Written instruction: In the records that follow, locate every line with "make" and extract it.

(Stored entries)
※

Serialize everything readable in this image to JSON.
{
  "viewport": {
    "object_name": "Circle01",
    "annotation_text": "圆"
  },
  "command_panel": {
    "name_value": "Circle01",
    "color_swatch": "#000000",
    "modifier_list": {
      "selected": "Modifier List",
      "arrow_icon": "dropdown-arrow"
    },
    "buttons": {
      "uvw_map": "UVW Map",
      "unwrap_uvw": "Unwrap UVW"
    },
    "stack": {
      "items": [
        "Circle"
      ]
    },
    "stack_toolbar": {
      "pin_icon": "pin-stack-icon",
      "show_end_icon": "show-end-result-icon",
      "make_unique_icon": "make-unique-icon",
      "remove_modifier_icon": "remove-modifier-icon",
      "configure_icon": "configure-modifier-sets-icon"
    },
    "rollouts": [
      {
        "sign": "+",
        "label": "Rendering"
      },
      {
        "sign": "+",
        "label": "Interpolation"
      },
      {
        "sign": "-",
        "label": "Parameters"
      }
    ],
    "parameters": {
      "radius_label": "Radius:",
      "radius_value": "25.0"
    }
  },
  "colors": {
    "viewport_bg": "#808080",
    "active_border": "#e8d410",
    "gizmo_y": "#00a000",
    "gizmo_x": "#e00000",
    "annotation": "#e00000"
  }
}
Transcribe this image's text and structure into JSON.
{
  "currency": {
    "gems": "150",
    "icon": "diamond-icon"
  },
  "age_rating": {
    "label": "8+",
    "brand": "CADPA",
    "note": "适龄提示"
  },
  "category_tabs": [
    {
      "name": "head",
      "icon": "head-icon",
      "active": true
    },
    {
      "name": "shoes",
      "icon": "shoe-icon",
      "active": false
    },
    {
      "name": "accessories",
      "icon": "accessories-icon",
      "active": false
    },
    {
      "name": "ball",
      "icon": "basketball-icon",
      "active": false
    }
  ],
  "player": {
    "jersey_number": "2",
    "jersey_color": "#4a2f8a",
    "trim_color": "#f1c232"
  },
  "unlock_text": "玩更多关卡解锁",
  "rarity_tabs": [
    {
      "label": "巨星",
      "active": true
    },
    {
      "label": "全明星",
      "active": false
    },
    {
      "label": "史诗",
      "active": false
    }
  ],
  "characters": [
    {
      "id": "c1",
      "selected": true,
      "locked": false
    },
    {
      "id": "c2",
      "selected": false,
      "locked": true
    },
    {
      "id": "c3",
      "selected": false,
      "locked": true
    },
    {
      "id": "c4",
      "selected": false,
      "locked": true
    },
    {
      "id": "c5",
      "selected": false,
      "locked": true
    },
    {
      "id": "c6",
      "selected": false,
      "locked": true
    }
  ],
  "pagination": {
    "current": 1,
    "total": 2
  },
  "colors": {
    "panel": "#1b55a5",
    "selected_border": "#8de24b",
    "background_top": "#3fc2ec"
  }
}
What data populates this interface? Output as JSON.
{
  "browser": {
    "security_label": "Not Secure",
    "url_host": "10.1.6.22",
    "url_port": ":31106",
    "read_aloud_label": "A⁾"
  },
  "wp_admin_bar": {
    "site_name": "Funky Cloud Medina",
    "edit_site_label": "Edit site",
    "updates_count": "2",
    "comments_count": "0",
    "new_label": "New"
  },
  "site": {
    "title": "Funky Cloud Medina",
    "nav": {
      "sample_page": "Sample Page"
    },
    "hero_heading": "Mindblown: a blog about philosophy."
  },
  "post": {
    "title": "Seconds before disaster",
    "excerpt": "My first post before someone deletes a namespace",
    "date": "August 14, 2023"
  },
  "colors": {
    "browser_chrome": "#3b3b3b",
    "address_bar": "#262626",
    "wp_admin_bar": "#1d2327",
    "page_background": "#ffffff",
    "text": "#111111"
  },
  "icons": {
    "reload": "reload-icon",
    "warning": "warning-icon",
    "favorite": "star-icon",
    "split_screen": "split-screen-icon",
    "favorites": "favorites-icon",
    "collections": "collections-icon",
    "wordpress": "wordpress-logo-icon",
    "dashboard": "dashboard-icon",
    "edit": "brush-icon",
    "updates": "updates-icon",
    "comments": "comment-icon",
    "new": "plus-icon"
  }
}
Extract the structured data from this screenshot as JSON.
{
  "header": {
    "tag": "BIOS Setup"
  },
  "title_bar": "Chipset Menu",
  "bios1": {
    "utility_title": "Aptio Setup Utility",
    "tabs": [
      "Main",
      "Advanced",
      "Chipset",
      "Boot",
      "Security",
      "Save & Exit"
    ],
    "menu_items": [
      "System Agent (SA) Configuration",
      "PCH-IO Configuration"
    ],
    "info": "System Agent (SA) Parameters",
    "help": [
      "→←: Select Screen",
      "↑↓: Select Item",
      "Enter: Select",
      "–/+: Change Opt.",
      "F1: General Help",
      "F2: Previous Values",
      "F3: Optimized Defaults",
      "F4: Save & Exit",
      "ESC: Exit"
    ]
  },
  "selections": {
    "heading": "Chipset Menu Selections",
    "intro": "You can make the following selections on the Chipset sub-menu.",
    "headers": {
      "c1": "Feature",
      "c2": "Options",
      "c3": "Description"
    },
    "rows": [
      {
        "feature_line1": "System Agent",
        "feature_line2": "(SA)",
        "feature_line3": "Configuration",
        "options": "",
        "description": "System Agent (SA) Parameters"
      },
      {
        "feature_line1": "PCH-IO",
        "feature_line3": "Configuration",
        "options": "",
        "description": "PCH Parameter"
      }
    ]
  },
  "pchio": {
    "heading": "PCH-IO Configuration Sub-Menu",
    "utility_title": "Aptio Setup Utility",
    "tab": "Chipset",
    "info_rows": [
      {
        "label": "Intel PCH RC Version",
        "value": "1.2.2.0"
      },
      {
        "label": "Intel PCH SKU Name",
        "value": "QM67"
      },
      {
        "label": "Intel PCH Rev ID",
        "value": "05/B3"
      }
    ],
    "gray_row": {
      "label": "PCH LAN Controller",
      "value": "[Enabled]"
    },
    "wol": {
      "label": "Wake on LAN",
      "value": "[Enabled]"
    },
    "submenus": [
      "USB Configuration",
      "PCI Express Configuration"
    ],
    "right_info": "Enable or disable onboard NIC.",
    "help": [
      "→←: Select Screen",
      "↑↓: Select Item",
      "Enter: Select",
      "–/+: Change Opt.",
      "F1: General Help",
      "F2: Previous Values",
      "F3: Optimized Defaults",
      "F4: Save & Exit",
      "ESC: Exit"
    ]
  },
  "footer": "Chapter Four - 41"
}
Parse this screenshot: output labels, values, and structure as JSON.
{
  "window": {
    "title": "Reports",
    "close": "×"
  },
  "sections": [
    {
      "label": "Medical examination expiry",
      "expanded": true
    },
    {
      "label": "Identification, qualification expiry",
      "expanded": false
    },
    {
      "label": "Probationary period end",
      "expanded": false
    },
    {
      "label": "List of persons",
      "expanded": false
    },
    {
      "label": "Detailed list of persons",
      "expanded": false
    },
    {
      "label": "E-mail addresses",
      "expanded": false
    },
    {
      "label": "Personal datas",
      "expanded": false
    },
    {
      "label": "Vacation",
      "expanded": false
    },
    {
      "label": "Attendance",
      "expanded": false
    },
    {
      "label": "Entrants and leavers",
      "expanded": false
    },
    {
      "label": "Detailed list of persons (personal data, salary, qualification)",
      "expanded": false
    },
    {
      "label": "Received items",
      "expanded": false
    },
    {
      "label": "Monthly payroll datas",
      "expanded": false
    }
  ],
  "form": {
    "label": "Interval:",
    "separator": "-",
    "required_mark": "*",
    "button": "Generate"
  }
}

※

Finished exercise:
      "make_unique_icon": "make-unique-icon",
    "intro": "You can make the following selections on the Chipset sub-menu.",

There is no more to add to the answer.